Extracted records:
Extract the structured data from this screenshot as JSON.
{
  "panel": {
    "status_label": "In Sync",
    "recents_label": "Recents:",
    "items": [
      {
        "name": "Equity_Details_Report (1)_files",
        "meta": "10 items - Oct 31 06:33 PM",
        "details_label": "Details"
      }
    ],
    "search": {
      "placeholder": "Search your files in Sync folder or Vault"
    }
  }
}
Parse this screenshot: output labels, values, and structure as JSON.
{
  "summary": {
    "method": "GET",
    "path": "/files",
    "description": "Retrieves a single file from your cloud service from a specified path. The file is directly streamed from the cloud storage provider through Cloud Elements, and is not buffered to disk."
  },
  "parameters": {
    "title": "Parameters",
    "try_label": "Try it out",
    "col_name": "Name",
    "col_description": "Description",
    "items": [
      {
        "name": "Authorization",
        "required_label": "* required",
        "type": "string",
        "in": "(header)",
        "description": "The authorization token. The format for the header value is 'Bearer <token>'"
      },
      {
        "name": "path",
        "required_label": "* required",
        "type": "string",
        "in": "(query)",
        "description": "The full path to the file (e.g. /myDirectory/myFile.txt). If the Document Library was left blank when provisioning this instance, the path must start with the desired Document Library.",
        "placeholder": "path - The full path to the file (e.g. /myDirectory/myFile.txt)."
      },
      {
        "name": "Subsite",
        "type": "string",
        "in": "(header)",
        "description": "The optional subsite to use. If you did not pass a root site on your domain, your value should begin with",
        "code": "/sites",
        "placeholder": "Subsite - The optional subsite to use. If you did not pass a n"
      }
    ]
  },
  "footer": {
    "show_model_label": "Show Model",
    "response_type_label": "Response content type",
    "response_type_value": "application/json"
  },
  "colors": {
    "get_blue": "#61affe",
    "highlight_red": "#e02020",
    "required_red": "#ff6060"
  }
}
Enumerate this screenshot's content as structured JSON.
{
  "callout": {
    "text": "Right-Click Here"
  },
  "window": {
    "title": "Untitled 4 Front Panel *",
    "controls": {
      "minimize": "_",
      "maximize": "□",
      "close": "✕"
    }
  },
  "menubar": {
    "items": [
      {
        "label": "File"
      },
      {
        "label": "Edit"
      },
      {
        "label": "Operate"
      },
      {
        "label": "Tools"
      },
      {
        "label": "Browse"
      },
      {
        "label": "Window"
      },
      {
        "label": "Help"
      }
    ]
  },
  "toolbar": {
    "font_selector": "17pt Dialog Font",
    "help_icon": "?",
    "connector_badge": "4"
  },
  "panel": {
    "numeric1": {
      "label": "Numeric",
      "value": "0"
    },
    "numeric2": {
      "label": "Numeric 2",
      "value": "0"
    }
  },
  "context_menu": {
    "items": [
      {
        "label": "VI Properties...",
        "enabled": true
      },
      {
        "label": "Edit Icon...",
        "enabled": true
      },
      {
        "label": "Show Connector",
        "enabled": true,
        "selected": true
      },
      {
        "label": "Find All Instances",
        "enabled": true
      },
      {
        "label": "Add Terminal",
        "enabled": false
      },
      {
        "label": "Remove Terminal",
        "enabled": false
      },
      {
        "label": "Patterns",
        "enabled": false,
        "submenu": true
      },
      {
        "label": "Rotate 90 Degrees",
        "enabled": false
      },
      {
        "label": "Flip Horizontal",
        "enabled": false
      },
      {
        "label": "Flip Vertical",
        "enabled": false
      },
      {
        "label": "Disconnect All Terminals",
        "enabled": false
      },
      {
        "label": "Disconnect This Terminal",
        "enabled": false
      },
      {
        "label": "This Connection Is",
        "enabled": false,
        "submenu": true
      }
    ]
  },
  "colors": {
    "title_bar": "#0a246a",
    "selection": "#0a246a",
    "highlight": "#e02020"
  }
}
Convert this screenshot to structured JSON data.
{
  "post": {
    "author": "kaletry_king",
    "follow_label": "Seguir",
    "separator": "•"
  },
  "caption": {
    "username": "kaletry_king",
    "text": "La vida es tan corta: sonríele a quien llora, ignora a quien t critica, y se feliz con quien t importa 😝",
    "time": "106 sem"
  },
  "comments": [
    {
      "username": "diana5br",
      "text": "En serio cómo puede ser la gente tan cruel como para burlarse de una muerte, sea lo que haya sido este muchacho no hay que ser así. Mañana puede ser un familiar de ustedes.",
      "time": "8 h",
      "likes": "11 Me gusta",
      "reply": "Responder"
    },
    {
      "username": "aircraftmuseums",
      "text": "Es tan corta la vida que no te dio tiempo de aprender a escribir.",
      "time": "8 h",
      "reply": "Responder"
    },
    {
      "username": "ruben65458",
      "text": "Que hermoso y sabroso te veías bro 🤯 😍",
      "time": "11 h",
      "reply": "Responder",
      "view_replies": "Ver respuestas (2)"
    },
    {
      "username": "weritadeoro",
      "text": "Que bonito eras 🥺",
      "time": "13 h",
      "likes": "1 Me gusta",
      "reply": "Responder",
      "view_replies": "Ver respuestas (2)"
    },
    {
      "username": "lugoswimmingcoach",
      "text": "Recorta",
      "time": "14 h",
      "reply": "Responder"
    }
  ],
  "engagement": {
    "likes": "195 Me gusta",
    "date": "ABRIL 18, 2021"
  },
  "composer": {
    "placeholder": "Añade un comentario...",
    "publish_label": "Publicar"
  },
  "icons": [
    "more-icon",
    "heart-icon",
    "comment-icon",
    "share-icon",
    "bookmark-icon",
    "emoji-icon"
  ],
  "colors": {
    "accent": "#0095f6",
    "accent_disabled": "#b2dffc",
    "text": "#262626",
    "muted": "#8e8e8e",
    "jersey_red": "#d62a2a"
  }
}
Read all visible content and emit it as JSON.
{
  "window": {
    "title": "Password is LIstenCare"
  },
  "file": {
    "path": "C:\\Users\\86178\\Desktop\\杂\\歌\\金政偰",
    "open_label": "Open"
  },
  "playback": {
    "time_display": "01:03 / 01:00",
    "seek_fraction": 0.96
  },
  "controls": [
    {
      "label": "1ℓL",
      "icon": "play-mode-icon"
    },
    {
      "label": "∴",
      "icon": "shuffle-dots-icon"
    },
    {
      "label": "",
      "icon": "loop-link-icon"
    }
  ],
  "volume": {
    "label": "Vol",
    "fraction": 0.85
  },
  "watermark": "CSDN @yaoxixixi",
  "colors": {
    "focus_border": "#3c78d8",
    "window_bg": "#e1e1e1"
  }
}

Written request: Give again only the lines of the material above that run from the one with "Read all visible content and emit it as JSON." through the end, both included, exactly as they appear.

Written reply:
Read all visible content and emit it as JSON.
{
  "window": {
    "title": "Password is LIstenCare"
  },
  "file": {
    "path": "C:\\Users\\86178\\Desktop\\杂\\歌\\金政偰",
    "open_label": "Open"
  },
  "playback": {
    "time_display": "01:03 / 01:00",
    "seek_fraction": 0.96
  },
  "controls": [
    {
      "label": "1ℓL",
      "icon": "play-mode-icon"
    },
    {
      "label": "∴",
      "icon": "shuffle-dots-icon"
    },
    {
      "label": "",
      "icon": "loop-link-icon"
    }
  ],
  "volume": {
    "label": "Vol",
    "fraction": 0.85
  },
  "watermark": "CSDN @yaoxixixi",
  "colors": {
    "focus_border": "#3c78d8",
    "window_bg": "#e1e1e1"
  }
}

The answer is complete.